DEINE AUFGABE:
Warum soll man im folgenden Textauszug zu Kubernetes den Platzhalter DEINE@EMAIL.COM durch die eigene Emailadresse ersetzen? Antworte in ein bis drei Sätzen.

TEXTAUSZUG:
Ersetze DEINE@EMAIL.COM mit deiner Emailadresse. Diese verwendet Letsencrypt um dich vor auslaufenden Zertifikaten zu warnen falls die automatische Erneuerung nicht funktioniert hat. Du brauchst keinen Account bei Let’s Encrypt oder ähnliches.

Diese YAML deployst du nun wie gewohnt auf deinem K8s Cluster.

kubectl apply -f clusterissuer.yaml

Ingress Controller installieren

Solltest du noch keinen Ingress Controller verwenden ist jetzt der ideale Zeitpunkt einen zu installieren. In einem vorherigen Beitrag habe ich den NGINX Ingress Controller vorgestellt.

Kurz gesagt ist der Ingress Controller das System das eingehende Anfragen entgegennimmt und anhand von konfigurierten Ingress Regeln an deine internen Services weiterverteilt.

So installierst du ihn mit Helm in den Namespace “ingress-basic”.

helm repo add ingress-nginx https://kubernetes.github.io/ingress-nginx
helm repo update
helm install ingress-nginx ingress-nginx/ingress-nginx --create-namespace --namespace ingress-basic --set controller.service.annotations."service\.beta\.kubernetes\.io/azure-load-balancer-health-probe-request-path"=/healthz --set controller.replicaCount=3 --set controller.service.externalTrafficPolicy=Local

Beachte, dass ich hier “replicaCount=3” gesetzt habe. Je größer die Replica Anzahl, desto mehr Anfragen kann dein Cluster gleichzeitig entgegen nehmen. Allerdings braucht jede Replica auch etwas CPU und RAM. Ein guter Wert ist 1 Replica pro Knoten.

ANGABEN:
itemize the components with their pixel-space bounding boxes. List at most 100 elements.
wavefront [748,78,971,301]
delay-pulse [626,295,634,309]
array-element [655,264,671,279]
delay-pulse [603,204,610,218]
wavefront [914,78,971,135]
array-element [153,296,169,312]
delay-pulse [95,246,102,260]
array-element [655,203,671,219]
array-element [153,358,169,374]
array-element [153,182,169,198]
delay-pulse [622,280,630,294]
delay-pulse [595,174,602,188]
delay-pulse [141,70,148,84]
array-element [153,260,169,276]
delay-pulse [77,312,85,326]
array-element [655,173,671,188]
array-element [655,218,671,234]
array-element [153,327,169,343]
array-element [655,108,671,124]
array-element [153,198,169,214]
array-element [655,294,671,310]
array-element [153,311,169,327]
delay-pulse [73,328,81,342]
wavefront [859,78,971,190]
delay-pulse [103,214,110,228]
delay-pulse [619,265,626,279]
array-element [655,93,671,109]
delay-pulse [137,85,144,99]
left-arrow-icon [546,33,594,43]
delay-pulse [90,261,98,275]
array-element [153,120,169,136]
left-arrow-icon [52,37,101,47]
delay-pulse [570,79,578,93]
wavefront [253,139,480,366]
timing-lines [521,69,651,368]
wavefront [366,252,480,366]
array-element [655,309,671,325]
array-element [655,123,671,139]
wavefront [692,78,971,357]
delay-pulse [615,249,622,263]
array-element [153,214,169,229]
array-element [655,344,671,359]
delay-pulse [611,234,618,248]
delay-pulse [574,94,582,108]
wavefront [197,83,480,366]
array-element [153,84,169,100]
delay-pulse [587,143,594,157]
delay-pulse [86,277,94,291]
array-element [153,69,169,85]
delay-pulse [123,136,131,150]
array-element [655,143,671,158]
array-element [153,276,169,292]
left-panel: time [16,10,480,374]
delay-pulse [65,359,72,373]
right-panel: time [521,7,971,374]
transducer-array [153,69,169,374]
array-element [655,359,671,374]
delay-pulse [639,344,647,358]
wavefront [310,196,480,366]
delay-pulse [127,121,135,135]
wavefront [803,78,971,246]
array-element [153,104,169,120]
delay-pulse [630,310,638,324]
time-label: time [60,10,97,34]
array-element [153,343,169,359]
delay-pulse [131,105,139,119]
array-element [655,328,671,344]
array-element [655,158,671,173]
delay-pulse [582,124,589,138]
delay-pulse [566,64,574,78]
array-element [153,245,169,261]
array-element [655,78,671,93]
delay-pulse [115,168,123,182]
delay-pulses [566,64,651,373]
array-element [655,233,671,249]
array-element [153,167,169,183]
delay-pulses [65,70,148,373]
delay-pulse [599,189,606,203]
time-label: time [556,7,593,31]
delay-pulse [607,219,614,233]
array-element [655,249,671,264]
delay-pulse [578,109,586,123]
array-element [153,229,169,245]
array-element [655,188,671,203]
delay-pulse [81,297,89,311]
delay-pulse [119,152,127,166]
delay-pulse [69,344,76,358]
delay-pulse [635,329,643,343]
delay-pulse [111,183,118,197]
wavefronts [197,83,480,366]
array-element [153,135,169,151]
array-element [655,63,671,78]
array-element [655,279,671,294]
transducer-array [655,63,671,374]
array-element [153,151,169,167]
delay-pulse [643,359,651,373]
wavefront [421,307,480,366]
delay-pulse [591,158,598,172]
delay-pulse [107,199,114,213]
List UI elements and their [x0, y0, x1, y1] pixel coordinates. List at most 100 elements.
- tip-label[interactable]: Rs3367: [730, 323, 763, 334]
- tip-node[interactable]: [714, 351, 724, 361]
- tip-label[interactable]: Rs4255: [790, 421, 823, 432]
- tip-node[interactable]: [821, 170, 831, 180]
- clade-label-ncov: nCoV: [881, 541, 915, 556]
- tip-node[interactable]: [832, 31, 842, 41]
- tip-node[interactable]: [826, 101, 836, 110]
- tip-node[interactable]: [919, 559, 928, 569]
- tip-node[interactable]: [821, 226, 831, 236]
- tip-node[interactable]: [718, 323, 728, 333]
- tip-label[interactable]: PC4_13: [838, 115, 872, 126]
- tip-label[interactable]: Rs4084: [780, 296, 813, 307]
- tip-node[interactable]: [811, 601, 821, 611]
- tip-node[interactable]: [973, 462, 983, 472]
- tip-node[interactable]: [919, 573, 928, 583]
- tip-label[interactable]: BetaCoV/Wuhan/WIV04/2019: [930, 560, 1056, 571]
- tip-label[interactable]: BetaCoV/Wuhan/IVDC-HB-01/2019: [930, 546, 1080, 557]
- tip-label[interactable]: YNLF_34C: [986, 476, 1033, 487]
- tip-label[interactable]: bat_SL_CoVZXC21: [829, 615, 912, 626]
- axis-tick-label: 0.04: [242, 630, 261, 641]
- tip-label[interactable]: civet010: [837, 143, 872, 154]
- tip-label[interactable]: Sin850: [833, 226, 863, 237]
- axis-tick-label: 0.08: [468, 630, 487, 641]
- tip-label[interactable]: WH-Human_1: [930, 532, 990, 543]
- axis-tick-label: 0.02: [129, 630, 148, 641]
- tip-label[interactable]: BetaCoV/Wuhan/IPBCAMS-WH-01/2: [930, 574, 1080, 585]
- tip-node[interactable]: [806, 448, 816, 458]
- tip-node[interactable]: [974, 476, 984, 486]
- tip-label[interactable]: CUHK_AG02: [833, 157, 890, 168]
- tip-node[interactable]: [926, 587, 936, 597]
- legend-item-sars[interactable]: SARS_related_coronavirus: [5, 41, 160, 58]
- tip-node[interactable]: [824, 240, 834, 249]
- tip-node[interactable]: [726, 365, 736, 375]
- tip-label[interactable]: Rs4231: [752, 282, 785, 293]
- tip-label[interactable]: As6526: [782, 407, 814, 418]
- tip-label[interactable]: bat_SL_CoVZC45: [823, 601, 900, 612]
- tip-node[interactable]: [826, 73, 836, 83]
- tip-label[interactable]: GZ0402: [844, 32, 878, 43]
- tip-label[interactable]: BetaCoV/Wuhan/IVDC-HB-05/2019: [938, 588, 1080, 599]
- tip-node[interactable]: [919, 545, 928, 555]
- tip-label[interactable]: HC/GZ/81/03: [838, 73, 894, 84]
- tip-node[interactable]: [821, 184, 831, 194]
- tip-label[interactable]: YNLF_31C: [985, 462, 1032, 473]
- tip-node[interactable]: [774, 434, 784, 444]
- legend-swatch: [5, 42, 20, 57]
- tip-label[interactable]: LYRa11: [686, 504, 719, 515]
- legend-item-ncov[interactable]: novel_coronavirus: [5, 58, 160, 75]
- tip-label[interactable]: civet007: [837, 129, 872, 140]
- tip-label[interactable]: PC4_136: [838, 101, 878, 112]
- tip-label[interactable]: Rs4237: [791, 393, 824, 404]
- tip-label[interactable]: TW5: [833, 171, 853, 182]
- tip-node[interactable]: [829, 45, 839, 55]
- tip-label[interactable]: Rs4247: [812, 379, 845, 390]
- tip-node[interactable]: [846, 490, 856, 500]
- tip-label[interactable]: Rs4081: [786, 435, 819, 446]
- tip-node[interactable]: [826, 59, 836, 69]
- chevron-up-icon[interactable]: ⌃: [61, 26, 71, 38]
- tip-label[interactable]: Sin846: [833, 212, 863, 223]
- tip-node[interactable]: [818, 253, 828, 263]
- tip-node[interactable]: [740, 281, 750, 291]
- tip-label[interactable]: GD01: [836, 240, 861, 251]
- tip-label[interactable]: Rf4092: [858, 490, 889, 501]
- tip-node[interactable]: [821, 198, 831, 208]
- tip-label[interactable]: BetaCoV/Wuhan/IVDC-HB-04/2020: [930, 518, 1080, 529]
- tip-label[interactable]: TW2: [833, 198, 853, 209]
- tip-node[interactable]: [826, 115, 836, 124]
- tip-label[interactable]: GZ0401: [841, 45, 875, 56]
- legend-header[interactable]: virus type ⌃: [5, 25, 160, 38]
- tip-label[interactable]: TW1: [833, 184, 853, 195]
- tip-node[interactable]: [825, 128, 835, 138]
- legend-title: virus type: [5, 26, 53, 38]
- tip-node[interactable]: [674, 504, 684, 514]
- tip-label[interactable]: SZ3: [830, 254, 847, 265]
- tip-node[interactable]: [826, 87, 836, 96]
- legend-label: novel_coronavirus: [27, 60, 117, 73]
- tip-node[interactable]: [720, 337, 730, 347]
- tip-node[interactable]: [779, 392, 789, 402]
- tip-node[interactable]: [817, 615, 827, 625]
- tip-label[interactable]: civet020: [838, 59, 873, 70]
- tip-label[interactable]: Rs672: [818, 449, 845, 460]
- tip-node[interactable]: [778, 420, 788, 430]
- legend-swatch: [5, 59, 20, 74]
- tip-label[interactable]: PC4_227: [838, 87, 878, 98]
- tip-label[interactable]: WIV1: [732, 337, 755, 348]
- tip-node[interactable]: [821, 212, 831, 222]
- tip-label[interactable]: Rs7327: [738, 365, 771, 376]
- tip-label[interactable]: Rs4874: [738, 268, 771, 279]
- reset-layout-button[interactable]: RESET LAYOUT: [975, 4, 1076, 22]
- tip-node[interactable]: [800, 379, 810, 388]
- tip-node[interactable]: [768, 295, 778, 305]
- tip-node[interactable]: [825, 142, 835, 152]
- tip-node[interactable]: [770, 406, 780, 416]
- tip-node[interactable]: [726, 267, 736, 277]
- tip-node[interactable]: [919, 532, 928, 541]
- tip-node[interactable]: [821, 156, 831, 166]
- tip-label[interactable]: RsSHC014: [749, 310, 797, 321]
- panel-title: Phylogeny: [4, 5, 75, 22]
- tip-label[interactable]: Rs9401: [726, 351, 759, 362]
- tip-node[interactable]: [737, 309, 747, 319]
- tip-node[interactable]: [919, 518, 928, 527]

LÖSUNG:
Letsencrypt verwendet die Emailadresse, um vor auslaufenden Zertifikaten zu warnen, falls die automatische Erneuerung nicht funktioniert hat.